Please report every line from the material that contains the word "into".
------------
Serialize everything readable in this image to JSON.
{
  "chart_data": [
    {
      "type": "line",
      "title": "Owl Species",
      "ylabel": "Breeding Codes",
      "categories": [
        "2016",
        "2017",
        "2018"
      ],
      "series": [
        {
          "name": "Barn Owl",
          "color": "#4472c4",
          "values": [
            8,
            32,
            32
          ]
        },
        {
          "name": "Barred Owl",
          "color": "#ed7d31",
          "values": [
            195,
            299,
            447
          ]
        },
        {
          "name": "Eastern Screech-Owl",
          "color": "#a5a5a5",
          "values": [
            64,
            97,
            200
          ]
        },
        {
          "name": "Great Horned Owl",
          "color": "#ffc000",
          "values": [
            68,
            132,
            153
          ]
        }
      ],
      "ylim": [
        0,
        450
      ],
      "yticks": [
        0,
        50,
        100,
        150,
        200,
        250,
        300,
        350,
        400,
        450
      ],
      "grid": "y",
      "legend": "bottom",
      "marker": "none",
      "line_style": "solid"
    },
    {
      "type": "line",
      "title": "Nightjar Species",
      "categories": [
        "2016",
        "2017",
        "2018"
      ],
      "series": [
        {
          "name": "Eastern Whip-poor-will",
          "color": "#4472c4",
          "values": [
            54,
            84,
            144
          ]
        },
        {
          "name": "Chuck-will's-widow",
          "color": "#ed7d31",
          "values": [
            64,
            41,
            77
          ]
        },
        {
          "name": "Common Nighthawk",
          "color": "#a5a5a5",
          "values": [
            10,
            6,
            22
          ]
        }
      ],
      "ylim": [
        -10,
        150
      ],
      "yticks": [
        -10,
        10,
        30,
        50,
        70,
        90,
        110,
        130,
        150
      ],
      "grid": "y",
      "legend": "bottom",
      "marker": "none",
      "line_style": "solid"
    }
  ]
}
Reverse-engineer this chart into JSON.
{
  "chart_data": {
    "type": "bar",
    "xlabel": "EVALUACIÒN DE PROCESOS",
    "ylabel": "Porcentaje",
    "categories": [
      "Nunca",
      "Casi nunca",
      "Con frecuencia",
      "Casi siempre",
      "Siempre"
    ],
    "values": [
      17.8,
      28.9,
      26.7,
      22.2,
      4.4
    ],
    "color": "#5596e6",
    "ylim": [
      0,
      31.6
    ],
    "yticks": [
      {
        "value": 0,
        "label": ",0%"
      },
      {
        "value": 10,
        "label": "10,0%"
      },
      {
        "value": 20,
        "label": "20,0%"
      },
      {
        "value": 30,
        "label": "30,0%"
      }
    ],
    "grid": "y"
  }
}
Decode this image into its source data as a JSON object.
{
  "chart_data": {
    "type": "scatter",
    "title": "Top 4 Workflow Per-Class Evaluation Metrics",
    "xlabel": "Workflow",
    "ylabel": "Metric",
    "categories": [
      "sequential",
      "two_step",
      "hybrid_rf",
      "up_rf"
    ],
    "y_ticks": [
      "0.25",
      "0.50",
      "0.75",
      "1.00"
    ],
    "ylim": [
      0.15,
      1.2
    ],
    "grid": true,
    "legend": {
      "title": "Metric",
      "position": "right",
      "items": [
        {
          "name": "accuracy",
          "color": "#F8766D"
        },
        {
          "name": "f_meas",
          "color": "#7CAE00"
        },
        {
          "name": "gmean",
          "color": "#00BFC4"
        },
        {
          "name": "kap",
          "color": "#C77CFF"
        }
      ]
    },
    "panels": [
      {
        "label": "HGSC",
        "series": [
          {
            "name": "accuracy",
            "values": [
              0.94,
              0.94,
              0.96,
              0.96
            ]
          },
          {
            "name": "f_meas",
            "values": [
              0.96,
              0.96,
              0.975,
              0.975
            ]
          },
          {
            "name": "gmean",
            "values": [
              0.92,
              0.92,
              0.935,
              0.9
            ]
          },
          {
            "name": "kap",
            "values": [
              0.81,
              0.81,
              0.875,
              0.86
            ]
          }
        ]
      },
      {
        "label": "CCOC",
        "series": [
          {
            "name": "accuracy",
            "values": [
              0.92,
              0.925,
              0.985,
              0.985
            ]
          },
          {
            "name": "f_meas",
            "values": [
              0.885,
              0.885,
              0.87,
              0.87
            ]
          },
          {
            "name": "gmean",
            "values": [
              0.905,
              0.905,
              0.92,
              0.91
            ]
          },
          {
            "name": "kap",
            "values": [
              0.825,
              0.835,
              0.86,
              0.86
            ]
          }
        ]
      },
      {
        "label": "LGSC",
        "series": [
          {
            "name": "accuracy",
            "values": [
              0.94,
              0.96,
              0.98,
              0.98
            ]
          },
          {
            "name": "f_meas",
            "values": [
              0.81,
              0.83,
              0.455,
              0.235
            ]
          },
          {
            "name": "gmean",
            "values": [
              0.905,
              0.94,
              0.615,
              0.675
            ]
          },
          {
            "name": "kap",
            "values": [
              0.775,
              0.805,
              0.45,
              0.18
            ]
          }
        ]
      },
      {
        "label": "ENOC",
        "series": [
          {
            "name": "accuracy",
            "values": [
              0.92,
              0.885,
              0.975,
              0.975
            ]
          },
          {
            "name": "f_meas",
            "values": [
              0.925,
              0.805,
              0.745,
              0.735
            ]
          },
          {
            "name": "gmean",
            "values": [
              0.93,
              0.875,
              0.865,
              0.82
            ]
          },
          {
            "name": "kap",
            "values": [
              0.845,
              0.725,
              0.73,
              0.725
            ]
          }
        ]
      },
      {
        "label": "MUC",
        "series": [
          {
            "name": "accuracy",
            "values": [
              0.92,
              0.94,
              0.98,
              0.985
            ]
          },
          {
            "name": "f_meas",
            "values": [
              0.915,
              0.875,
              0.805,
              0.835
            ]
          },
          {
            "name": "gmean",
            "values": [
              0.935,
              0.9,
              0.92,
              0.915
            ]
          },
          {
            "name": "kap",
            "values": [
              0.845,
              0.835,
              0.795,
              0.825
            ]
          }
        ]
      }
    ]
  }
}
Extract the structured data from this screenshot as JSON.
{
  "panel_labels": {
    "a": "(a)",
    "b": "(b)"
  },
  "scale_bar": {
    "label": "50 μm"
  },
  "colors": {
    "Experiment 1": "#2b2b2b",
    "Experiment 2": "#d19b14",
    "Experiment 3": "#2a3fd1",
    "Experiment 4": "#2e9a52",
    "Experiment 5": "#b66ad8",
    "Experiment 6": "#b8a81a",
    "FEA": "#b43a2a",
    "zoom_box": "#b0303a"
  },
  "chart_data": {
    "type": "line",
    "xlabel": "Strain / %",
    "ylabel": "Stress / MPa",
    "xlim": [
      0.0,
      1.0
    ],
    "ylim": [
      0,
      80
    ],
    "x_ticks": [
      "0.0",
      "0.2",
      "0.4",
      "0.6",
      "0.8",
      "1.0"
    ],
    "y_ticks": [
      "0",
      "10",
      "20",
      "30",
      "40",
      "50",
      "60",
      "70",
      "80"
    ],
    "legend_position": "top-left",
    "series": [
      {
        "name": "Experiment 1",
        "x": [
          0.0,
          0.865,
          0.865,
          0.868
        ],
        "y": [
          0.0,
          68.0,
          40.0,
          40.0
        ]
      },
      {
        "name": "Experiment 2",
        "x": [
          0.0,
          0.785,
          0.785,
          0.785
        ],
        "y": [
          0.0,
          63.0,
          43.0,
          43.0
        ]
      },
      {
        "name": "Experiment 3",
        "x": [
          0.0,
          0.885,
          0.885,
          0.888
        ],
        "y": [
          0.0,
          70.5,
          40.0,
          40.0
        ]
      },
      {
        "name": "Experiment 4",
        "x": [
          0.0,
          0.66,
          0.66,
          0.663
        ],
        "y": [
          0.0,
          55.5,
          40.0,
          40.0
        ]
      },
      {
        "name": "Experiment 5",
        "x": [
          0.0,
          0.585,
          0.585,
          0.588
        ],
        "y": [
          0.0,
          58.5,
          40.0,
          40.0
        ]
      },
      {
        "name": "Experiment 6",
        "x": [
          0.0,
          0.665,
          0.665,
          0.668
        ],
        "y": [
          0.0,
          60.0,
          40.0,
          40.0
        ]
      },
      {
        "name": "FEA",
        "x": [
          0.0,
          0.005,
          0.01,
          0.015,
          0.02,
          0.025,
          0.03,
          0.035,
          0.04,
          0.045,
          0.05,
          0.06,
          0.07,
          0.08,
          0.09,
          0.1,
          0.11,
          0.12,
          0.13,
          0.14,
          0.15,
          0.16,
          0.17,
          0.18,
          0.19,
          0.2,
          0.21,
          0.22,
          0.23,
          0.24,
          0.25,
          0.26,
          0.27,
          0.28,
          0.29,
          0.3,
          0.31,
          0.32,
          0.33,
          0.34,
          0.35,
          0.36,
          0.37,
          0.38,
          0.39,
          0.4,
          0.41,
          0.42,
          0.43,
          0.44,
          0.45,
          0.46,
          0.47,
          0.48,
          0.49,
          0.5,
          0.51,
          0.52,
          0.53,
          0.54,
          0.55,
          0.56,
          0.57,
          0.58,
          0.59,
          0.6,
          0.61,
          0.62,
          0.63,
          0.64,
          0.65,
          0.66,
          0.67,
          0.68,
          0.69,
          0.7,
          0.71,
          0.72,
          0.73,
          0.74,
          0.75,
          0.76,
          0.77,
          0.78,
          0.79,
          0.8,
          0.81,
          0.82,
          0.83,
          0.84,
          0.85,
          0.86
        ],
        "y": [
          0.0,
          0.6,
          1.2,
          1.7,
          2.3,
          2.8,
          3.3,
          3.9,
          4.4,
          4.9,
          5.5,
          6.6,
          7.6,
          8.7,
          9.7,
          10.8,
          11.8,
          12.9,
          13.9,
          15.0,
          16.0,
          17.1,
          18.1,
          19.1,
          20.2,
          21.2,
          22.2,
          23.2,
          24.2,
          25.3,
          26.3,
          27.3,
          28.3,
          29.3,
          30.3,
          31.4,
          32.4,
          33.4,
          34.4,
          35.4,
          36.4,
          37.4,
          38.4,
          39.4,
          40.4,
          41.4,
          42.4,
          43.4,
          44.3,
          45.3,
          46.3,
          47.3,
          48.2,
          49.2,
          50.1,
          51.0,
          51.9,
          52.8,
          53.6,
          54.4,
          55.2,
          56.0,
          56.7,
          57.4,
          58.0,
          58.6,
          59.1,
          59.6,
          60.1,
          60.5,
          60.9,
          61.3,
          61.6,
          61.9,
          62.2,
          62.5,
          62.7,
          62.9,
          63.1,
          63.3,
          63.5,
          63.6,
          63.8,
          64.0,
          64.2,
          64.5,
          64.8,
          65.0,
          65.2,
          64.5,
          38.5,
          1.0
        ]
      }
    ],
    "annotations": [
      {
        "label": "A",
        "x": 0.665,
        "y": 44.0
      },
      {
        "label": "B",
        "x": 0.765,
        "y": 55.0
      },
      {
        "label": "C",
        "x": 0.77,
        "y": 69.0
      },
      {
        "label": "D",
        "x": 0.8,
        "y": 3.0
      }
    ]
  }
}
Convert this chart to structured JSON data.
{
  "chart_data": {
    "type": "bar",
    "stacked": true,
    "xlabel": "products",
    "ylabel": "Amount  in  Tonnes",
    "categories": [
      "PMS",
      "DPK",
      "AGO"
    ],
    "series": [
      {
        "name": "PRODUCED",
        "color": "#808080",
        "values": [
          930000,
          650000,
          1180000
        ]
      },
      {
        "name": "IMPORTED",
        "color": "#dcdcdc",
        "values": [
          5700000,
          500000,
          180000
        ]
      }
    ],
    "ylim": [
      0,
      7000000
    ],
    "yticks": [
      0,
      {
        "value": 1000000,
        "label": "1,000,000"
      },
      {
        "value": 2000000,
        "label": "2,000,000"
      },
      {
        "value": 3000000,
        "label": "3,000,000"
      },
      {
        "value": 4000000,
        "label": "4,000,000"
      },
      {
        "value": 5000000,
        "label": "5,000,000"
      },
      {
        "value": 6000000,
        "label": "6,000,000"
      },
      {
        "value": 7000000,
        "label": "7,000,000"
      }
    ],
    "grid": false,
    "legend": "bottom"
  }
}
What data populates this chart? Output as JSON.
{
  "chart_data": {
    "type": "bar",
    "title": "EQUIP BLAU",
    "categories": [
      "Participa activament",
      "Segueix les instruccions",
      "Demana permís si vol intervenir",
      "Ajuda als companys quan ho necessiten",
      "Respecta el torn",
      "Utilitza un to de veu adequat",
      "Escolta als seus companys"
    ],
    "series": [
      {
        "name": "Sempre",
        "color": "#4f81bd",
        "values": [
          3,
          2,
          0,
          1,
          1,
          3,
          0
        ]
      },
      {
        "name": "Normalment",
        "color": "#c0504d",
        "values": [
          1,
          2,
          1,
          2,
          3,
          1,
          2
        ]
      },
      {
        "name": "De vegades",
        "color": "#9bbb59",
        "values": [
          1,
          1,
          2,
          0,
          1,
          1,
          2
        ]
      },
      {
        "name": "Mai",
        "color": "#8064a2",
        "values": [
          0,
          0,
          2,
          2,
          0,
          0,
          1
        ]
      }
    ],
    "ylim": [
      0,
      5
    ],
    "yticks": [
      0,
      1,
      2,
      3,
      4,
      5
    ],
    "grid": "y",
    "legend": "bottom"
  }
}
------------
▶ _SOLUTION_
Reverse-engineer this chart into JSON.
Decode this image into its source data as a JSON object.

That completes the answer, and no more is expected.